— START RECORDS SHOWN —
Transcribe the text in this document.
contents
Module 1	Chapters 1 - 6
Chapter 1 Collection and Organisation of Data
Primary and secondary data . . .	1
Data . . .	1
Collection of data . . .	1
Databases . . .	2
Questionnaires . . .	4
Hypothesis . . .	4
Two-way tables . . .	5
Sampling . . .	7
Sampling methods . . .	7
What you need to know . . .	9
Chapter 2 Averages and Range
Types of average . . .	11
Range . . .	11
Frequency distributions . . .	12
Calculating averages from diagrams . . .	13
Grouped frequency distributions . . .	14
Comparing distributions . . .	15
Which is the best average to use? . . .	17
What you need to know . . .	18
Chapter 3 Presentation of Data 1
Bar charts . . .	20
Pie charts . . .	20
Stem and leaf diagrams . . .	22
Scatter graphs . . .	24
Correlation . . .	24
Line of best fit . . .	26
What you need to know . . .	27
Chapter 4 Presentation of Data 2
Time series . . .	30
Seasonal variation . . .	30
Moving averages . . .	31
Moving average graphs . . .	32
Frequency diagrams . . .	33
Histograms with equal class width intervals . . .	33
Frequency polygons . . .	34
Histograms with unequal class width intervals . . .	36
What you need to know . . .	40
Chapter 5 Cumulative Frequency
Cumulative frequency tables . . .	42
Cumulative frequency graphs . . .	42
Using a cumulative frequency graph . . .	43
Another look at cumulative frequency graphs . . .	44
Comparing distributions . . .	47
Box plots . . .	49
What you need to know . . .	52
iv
— END RECORDS SHOWN —
**TASK STATEMENT**
Return each entry from above without altering a single character.

**OUTPUT FOR THIS EXERCISE**
Transcribe the text in this document.
contents
Module 1	Chapters 1 - 6
Chapter 1 Collection and Organisation of Data
Primary and secondary data . . .	1
Data . . .	1
Collection of data . . .	1
Databases . . .	2
Questionnaires . . .	4
Hypothesis . . .	4
Two-way tables . . .	5
Sampling . . .	7
Sampling methods . . .	7
What you need to know . . .	9
Chapter 2 Averages and Range
Types of average . . .	11
Range . . .	11
Frequency distributions . . .	12
Calculating averages from diagrams . . .	13
Grouped frequency distributions . . .	14
Comparing distributions . . .	15
Which is the best average to use? . . .	17
What you need to know . . .	18
Chapter 3 Presentation of Data 1
Bar charts . . .	20
Pie charts . . .	20
Stem and leaf diagrams . . .	22
Scatter graphs . . .	24
Correlation . . .	24
Line of best fit . . .	26
What you need to know . . .	27
Chapter 4 Presentation of Data 2
Time series . . .	30
Seasonal variation . . .	30
Moving averages . . .	31
Moving average graphs . . .	32
Frequency diagrams . . .	33
Histograms with equal class width intervals . . .	33
Frequency polygons . . .	34
Histograms with unequal class width intervals . . .	36
What you need to know . . .	40
Chapter 5 Cumulative Frequency
Cumulative frequency tables . . .	42
Cumulative frequency graphs . . .	42
Using a cumulative frequency graph . . .	43
Another look at cumulative frequency graphs . . .	44
Comparing distributions . . .	47
Box plots . . .	49
What you need to know . . .	52
iv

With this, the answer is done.